=== EXERCISE TASK ===
Your task is to gather the lines below that hold the string "ChinaMM".

Raw records

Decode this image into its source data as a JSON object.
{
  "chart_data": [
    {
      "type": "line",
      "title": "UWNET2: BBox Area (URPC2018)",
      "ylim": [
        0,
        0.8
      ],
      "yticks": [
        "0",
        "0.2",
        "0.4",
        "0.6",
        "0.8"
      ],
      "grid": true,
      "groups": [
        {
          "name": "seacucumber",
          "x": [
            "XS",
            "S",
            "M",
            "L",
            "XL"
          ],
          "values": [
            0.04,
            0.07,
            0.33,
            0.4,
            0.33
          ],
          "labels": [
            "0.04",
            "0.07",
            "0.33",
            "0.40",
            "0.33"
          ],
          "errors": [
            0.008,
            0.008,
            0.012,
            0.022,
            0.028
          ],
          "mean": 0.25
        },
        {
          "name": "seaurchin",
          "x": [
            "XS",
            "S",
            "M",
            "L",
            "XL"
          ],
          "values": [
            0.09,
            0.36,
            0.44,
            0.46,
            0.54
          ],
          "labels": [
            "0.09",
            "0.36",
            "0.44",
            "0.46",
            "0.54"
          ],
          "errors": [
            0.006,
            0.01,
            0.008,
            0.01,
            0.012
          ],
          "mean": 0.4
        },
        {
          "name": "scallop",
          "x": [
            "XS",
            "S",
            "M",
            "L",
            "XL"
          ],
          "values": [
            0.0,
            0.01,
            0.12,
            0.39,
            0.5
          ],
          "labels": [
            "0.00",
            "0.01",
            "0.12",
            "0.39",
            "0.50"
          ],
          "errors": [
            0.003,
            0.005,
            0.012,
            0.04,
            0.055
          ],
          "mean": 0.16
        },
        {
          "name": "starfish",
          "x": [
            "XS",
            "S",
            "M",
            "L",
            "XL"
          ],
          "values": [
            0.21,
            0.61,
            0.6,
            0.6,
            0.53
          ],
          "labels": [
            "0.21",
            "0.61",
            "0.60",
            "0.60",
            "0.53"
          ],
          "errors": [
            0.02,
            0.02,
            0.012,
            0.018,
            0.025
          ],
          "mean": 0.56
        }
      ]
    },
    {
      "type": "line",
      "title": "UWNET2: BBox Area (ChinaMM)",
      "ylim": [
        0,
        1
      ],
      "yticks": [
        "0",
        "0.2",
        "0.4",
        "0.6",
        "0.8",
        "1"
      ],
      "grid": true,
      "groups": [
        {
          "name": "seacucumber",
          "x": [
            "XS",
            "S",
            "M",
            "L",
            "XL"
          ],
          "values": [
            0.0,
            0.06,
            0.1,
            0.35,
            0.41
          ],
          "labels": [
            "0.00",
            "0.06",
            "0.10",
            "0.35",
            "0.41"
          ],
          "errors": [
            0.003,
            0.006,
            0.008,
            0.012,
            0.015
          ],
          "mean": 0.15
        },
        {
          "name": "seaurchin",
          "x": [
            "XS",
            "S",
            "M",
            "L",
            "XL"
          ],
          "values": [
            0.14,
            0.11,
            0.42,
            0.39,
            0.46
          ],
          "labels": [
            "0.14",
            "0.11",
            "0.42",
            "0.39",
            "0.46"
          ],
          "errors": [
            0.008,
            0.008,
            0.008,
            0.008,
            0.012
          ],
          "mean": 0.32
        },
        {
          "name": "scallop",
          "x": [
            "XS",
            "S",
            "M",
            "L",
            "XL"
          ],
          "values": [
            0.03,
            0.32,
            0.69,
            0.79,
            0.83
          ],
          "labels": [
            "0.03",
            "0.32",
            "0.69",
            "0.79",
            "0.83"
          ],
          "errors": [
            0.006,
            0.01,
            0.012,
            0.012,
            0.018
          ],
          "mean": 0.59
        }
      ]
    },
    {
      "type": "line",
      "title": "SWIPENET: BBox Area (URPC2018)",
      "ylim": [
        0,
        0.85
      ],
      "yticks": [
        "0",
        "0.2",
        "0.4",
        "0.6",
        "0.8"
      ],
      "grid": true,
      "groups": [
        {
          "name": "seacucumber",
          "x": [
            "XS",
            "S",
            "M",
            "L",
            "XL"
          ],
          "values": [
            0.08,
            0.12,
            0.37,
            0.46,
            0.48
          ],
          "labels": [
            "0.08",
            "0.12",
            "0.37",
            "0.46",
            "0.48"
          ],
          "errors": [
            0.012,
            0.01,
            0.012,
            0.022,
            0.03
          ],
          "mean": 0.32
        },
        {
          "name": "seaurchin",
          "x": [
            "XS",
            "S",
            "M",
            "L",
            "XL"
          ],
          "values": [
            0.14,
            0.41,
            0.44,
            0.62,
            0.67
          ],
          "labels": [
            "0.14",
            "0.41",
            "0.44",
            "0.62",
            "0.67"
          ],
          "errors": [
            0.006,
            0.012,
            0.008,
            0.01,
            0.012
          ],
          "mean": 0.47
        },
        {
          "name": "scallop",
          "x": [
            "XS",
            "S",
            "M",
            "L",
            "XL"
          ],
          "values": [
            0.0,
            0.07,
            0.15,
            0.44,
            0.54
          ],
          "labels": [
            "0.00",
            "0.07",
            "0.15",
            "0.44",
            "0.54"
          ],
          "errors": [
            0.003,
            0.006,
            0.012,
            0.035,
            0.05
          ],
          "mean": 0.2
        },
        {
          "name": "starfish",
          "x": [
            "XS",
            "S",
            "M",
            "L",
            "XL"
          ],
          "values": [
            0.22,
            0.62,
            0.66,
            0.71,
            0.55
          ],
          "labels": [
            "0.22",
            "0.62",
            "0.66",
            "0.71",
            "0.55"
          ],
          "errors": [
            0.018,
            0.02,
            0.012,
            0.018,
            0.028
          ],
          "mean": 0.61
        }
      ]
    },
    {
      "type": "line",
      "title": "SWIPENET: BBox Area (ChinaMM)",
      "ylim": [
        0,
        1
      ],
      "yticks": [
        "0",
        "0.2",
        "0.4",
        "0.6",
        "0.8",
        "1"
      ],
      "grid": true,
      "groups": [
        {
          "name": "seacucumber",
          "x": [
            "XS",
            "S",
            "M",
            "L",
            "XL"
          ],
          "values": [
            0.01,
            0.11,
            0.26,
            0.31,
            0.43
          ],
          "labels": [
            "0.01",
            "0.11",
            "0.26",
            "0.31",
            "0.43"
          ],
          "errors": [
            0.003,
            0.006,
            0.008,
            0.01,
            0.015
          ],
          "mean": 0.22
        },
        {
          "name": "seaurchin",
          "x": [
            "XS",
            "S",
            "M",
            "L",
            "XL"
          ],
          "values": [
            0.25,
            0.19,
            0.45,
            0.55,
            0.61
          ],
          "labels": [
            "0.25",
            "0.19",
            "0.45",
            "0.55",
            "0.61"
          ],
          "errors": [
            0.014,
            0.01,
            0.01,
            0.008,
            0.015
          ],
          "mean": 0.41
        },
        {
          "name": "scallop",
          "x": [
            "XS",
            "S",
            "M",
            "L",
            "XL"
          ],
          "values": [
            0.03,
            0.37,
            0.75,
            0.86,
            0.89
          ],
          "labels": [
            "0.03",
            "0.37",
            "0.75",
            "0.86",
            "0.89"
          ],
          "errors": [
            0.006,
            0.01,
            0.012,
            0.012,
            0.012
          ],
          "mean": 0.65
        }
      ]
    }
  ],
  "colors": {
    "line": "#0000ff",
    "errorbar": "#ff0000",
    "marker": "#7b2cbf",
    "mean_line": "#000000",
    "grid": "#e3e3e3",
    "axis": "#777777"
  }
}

=== FULL OUTPUT ===
      "title": "UWNET2: BBox Area (ChinaMM)",
      "title": "SWIPENET: BBox Area (ChinaMM)",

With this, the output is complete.